Work required =>
Set down each record exactly as written.

Records supplied =>
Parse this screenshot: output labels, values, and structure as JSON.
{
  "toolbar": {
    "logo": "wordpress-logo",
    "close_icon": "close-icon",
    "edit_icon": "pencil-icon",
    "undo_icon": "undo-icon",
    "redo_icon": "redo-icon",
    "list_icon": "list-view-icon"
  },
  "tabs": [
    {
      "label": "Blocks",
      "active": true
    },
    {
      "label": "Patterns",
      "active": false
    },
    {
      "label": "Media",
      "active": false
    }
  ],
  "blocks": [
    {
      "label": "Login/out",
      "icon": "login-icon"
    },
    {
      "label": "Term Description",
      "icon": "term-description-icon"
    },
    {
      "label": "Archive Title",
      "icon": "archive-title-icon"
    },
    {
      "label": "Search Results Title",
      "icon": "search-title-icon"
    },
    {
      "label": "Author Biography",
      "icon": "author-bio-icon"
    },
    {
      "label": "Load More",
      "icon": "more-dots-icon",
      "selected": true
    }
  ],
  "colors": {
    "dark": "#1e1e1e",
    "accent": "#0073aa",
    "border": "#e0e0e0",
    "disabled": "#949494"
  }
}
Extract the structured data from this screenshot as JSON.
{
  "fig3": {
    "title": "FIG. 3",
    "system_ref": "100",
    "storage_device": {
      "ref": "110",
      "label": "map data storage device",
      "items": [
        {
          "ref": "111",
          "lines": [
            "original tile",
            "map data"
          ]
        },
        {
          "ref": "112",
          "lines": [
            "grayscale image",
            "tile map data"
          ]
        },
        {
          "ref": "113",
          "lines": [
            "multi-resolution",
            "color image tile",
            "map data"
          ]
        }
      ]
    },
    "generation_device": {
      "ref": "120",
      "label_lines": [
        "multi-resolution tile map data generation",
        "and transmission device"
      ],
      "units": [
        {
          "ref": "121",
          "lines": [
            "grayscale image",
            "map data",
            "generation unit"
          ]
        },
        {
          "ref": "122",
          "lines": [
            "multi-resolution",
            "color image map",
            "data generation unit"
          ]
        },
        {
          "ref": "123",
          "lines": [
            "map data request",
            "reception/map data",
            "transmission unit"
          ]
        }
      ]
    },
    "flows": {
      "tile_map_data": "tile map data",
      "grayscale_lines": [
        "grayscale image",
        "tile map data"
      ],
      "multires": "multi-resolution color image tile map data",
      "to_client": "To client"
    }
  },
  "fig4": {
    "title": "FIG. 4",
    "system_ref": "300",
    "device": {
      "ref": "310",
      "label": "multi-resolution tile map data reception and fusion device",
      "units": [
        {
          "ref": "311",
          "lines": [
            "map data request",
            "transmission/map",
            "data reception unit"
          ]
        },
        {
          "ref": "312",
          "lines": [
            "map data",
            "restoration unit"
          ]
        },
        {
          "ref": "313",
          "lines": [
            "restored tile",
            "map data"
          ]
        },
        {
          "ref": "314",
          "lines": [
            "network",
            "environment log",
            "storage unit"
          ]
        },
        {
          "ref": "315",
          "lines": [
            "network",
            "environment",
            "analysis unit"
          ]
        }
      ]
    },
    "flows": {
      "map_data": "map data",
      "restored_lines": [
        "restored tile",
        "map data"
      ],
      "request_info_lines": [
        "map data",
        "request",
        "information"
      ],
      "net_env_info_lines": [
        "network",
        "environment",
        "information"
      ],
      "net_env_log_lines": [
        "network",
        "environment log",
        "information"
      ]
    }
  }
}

Complete answer =>
Parse this screenshot: output labels, values, and structure as JSON.
{
  "toolbar": {
    "logo": "wordpress-logo",
    "close_icon": "close-icon",
    "edit_icon": "pencil-icon",
    "undo_icon": "undo-icon",
    "redo_icon": "redo-icon",
    "list_icon": "list-view-icon"
  },
  "tabs": [
    {
      "label": "Blocks",
      "active": true
    },
    {
      "label": "Patterns",
      "active": false
    },
    {
      "label": "Media",
      "active": false
    }
  ],
  "blocks": [
    {
      "label": "Login/out",
      "icon": "login-icon"
    },
    {
      "label": "Term Description",
      "icon": "term-description-icon"
    },
    {
      "label": "Archive Title",
      "icon": "archive-title-icon"
    },
    {
      "label": "Search Results Title",
      "icon": "search-title-icon"
    },
    {
      "label": "Author Biography",
      "icon": "author-bio-icon"
    },
    {
      "label": "Load More",
      "icon": "more-dots-icon",
      "selected": true
    }
  ],
  "colors": {
    "dark": "#1e1e1e",
    "accent": "#0073aa",
    "border": "#e0e0e0",
    "disabled": "#949494"
  }
}
Extract the structured data from this screenshot as JSON.
{
  "fig3": {
    "title": "FIG. 3",
    "system_ref": "100",
    "storage_device": {
      "ref": "110",
      "label": "map data storage device",
      "items": [
        {
          "ref": "111",
          "lines": [
            "original tile",
            "map data"
          ]
        },
        {
          "ref": "112",
          "lines": [
            "grayscale image",
            "tile map data"
          ]
        },
        {
          "ref": "113",
          "lines": [
            "multi-resolution",
            "color image tile",
            "map data"
          ]
        }
      ]
    },
    "generation_device": {
      "ref": "120",
      "label_lines": [
        "multi-resolution tile map data generation",
        "and transmission device"
      ],
      "units": [
        {
          "ref": "121",
          "lines": [
            "grayscale image",
            "map data",
            "generation unit"
          ]
        },
        {
          "ref": "122",
          "lines": [
            "multi-resolution",
            "color image map",
            "data generation unit"
          ]
        },
        {
          "ref": "123",
          "lines": [
            "map data request",
            "reception/map data",
            "transmission unit"
          ]
        }
      ]
    },
    "flows": {
      "tile_map_data": "tile map data",
      "grayscale_lines": [
        "grayscale image",
        "tile map data"
      ],
      "multires": "multi-resolution color image tile map data",
      "to_client": "To client"
    }
  },
  "fig4": {
    "title": "FIG. 4",
    "system_ref": "300",
    "device": {
      "ref": "310",
      "label": "multi-resolution tile map data reception and fusion device",
      "units": [
        {
          "ref": "311",
          "lines": [
            "map data request",
            "transmission/map",
            "data reception unit"
          ]
        },
        {
          "ref": "312",
          "lines": [
            "map data",
            "restoration unit"
          ]
        },
        {
          "ref": "313",
          "lines": [
            "restored tile",
            "map data"
          ]
        },
        {
          "ref": "314",
          "lines": [
            "network",
            "environment log",
            "storage unit"
          ]
        },
        {
          "ref": "315",
          "lines": [
            "network",
            "environment",
            "analysis unit"
          ]
        }
      ]
    },
    "flows": {
      "map_data": "map data",
      "restored_lines": [
        "restored tile",
        "map data"
      ],
      "request_info_lines": [
        "map data",
        "request",
        "information"
      ],
      "net_env_info_lines": [
        "network",
        "environment",
        "information"
      ],
      "net_env_log_lines": [
        "network",
        "environment log",
        "information"
      ]
    }
  }
}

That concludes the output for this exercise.